**Written instruction:**
Will you write out all the entries below exactly?

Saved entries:
^^^^^^^^^^^^^^^^

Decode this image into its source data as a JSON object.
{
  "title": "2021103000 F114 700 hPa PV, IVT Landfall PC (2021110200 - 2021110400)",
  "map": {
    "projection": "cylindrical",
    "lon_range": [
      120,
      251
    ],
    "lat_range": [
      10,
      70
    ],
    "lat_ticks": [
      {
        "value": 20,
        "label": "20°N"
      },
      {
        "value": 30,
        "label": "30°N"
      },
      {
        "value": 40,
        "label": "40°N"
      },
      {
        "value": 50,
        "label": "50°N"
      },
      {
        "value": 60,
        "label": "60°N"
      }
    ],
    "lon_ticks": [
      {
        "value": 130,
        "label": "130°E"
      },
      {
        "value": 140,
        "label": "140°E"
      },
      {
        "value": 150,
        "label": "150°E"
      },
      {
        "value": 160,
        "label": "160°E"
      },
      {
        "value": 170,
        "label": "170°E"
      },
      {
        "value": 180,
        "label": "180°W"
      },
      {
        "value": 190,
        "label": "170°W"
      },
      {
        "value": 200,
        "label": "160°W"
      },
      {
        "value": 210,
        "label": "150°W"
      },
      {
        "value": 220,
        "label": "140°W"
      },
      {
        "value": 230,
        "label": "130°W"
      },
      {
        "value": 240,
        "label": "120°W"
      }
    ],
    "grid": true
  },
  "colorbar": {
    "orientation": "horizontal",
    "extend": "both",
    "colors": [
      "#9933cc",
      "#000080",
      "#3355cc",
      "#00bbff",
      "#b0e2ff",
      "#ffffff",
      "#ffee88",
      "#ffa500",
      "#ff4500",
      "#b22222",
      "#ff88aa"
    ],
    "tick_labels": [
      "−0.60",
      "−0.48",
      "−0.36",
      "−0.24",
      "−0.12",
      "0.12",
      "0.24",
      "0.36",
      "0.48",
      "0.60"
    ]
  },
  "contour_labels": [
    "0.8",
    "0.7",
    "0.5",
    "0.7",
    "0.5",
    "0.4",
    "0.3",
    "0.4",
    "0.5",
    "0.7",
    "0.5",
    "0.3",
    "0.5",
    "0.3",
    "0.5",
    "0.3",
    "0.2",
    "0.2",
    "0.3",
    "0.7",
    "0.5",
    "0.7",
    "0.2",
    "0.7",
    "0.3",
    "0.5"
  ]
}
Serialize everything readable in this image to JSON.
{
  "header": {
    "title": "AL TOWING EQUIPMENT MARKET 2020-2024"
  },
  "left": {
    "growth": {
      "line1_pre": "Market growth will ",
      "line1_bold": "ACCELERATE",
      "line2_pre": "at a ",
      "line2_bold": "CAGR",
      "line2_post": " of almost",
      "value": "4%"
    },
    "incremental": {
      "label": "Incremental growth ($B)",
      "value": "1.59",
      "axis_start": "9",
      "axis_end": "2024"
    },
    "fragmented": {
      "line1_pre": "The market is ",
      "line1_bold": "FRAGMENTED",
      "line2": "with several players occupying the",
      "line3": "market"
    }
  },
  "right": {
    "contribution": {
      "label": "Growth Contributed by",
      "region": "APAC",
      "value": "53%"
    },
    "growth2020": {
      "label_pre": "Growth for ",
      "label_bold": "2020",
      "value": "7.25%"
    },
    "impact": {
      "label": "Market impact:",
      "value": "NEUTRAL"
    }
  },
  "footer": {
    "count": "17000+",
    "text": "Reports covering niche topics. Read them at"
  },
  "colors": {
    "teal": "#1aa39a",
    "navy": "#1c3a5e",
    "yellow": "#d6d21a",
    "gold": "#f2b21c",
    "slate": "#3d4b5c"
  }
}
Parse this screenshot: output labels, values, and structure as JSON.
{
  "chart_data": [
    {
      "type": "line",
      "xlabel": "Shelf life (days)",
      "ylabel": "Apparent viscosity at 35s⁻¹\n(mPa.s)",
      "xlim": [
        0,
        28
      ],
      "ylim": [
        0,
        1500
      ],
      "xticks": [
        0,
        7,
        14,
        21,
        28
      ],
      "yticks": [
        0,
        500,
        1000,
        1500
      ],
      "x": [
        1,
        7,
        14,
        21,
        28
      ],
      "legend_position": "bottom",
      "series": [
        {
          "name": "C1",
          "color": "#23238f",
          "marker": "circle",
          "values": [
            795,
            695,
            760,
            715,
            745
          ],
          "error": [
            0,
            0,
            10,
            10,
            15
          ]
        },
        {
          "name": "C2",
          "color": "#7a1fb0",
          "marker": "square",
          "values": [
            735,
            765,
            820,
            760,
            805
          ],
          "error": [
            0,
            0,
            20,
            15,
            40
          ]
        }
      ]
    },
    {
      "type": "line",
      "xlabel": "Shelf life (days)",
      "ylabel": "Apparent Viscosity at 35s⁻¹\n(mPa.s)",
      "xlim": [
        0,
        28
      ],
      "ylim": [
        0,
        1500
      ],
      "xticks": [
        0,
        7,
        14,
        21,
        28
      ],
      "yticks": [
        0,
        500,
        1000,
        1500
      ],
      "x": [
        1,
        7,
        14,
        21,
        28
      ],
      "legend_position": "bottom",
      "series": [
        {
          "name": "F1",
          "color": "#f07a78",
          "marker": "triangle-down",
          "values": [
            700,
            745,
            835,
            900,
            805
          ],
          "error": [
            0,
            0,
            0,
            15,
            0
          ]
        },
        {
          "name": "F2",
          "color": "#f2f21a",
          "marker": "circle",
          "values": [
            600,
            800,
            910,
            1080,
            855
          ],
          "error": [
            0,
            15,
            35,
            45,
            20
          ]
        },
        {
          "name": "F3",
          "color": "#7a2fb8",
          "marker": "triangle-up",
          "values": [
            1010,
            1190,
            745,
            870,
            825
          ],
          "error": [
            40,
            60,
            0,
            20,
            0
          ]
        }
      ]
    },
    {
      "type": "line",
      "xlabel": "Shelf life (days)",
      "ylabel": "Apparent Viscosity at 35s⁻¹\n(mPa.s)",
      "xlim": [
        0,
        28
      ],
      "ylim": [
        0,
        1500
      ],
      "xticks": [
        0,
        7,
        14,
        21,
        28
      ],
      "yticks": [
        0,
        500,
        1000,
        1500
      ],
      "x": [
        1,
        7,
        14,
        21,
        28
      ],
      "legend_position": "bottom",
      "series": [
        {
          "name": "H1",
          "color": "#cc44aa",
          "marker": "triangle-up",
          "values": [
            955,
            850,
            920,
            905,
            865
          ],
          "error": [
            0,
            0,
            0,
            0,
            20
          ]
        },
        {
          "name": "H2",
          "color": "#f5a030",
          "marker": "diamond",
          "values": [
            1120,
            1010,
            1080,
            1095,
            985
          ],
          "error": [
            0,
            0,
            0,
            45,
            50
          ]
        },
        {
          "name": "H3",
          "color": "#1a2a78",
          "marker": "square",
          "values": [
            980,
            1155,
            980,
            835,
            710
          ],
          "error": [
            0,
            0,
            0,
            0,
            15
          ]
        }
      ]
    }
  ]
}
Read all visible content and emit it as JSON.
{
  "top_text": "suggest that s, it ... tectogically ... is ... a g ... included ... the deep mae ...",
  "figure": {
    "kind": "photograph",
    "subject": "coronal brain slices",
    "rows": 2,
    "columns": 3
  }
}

^^^^^^^^^^^^^^^^

**Reply:**
Decode this image into its source data as a JSON object.
{
  "title": "2021103000 F114 700 hPa PV, IVT Landfall PC (2021110200 - 2021110400)",
  "map": {
    "projection": "cylindrical",
    "lon_range": [
      120,
      251
    ],
    "lat_range": [
      10,
      70
    ],
    "lat_ticks": [
      {
        "value": 20,
        "label": "20°N"
      },
      {
        "value": 30,
        "label": "30°N"
      },
      {
        "value": 40,
        "label": "40°N"
      },
      {
        "value": 50,
        "label": "50°N"
      },
      {
        "value": 60,
        "label": "60°N"
      }
    ],
    "lon_ticks": [
      {
        "value": 130,
        "label": "130°E"
      },
      {
        "value": 140,
        "label": "140°E"
      },
      {
        "value": 150,
        "label": "150°E"
      },
      {
        "value": 160,
        "label": "160°E"
      },
      {
        "value": 170,
        "label": "170°E"
      },
      {
        "value": 180,
        "label": "180°W"
      },
      {
        "value": 190,
        "label": "170°W"
      },
      {
        "value": 200,
        "label": "160°W"
      },
      {
        "value": 210,
        "label": "150°W"
      },
      {
        "value": 220,
        "label": "140°W"
      },
      {
        "value": 230,
        "label": "130°W"
      },
      {
        "value": 240,
        "label": "120°W"
      }
    ],
    "grid": true
  },
  "colorbar": {
    "orientation": "horizontal",
    "extend": "both",
    "colors": [
      "#9933cc",
      "#000080",
      "#3355cc",
      "#00bbff",
      "#b0e2ff",
      "#ffffff",
      "#ffee88",
      "#ffa500",
      "#ff4500",
      "#b22222",
      "#ff88aa"
    ],
    "tick_labels": [
      "−0.60",
      "−0.48",
      "−0.36",
      "−0.24",
      "−0.12",
      "0.12",
      "0.24",
      "0.36",
      "0.48",
      "0.60"
    ]
  },
  "contour_labels": [
    "0.8",
    "0.7",
    "0.5",
    "0.7",
    "0.5",
    "0.4",
    "0.3",
    "0.4",
    "0.5",
    "0.7",
    "0.5",
    "0.3",
    "0.5",
    "0.3",
    "0.5",
    "0.3",
    "0.2",
    "0.2",
    "0.3",
    "0.7",
    "0.5",
    "0.7",
    "0.2",
    "0.7",
    "0.3",
    "0.5"
  ]
}
Serialize everything readable in this image to JSON.
{
  "header": {
    "title": "AL TOWING EQUIPMENT MARKET 2020-2024"
  },
  "left": {
    "growth": {
      "line1_pre": "Market growth will ",
      "line1_bold": "ACCELERATE",
      "line2_pre": "at a ",
      "line2_bold": "CAGR",
      "line2_post": " of almost",
      "value": "4%"
    },
    "incremental": {
      "label": "Incremental growth ($B)",
      "value": "1.59",
      "axis_start": "9",
      "axis_end": "2024"
    },
    "fragmented": {
      "line1_pre": "The market is ",
      "line1_bold": "FRAGMENTED",
      "line2": "with several players occupying the",
      "line3": "market"
    }
  },
  "right": {
    "contribution": {
      "label": "Growth Contributed by",
      "region": "APAC",
      "value": "53%"
    },
    "growth2020": {
      "label_pre": "Growth for ",
      "label_bold": "2020",
      "value": "7.25%"
    },
    "impact": {
      "label": "Market impact:",
      "value": "NEUTRAL"
    }
  },
  "footer": {
    "count": "17000+",
    "text": "Reports covering niche topics. Read them at"
  },
  "colors": {
    "teal": "#1aa39a",
    "navy": "#1c3a5e",
    "yellow": "#d6d21a",
    "gold": "#f2b21c",
    "slate": "#3d4b5c"
  }
}
Parse this screenshot: output labels, values, and structure as JSON.
{
  "chart_data": [
    {
      "type": "line",
      "xlabel": "Shelf life (days)",
      "ylabel": "Apparent viscosity at 35s⁻¹\n(mPa.s)",
      "xlim": [
        0,
        28
      ],
      "ylim": [
        0,
        1500
      ],
      "xticks": [
        0,
        7,
        14,
        21,
        28
      ],
      "yticks": [
        0,
        500,
        1000,
        1500
      ],
      "x": [
        1,
        7,
        14,
        21,
        28
      ],
      "legend_position": "bottom",
      "series": [
        {
          "name": "C1",
          "color": "#23238f",
          "marker": "circle",
          "values": [
            795,
            695,
            760,
            715,
            745
          ],
          "error": [
            0,
            0,
            10,
            10,
            15
          ]
        },
        {
          "name": "C2",
          "color": "#7a1fb0",
          "marker": "square",
          "values": [
            735,
            765,
            820,
            760,
            805
          ],
          "error": [
            0,
            0,
            20,
            15,
            40
          ]
        }
      ]
    },
    {
      "type": "line",
      "xlabel": "Shelf life (days)",
      "ylabel": "Apparent Viscosity at 35s⁻¹\n(mPa.s)",
      "xlim": [
        0,
        28
      ],
      "ylim": [
        0,
        1500
      ],
      "xticks": [
        0,
        7,
        14,
        21,
        28
      ],
      "yticks": [
        0,
        500,
        1000,
        1500
      ],
      "x": [
        1,
        7,
        14,
        21,
        28
      ],
      "legend_position": "bottom",
      "series": [
        {
          "name": "F1",
          "color": "#f07a78",
          "marker": "triangle-down",
          "values": [
            700,
            745,
            835,
            900,
            805
          ],
          "error": [
            0,
            0,
            0,
            15,
            0
          ]
        },
        {
          "name": "F2",
          "color": "#f2f21a",
          "marker": "circle",
          "values": [
            600,
            800,
            910,
            1080,
            855
          ],
          "error": [
            0,
            15,
            35,
            45,
            20
          ]
        },
        {
          "name": "F3",
          "color": "#7a2fb8",
          "marker": "triangle-up",
          "values": [
            1010,
            1190,
            745,
            870,
            825
          ],
          "error": [
            40,
            60,
            0,
            20,
            0
          ]
        }
      ]
    },
    {
      "type": "line",
      "xlabel": "Shelf life (days)",
      "ylabel": "Apparent Viscosity at 35s⁻¹\n(mPa.s)",
      "xlim": [
        0,
        28
      ],
      "ylim": [
        0,
        1500
      ],
      "xticks": [
        0,
        7,
        14,
        21,
        28
      ],
      "yticks": [
        0,
        500,
        1000,
        1500
      ],
      "x": [
        1,
        7,
        14,
        21,
        28
      ],
      "legend_position": "bottom",
      "series": [
        {
          "name": "H1",
          "color": "#cc44aa",
          "marker": "triangle-up",
          "values": [
            955,
            850,
            920,
            905,
            865
          ],
          "error": [
            0,
            0,
            0,
            0,
            20
          ]
        },
        {
          "name": "H2",
          "color": "#f5a030",
          "marker": "diamond",
          "values": [
            1120,
            1010,
            1080,
            1095,
            985
          ],
          "error": [
            0,
            0,
            0,
            45,
            50
          ]
        },
        {
          "name": "H3",
          "color": "#1a2a78",
          "marker": "square",
          "values": [
            980,
            1155,
            980,
            835,
            710
          ],
          "error": [
            0,
            0,
            0,
            0,
            15
          ]
        }
      ]
    }
  ]
}
Read all visible content and emit it as JSON.
{
  "top_text": "suggest that s, it ... tectogically ... is ... a g ... included ... the deep mae ...",
  "figure": {
    "kind": "photograph",
    "subject": "coronal brain slices",
    "rows": 2,
    "columns": 3
  }
}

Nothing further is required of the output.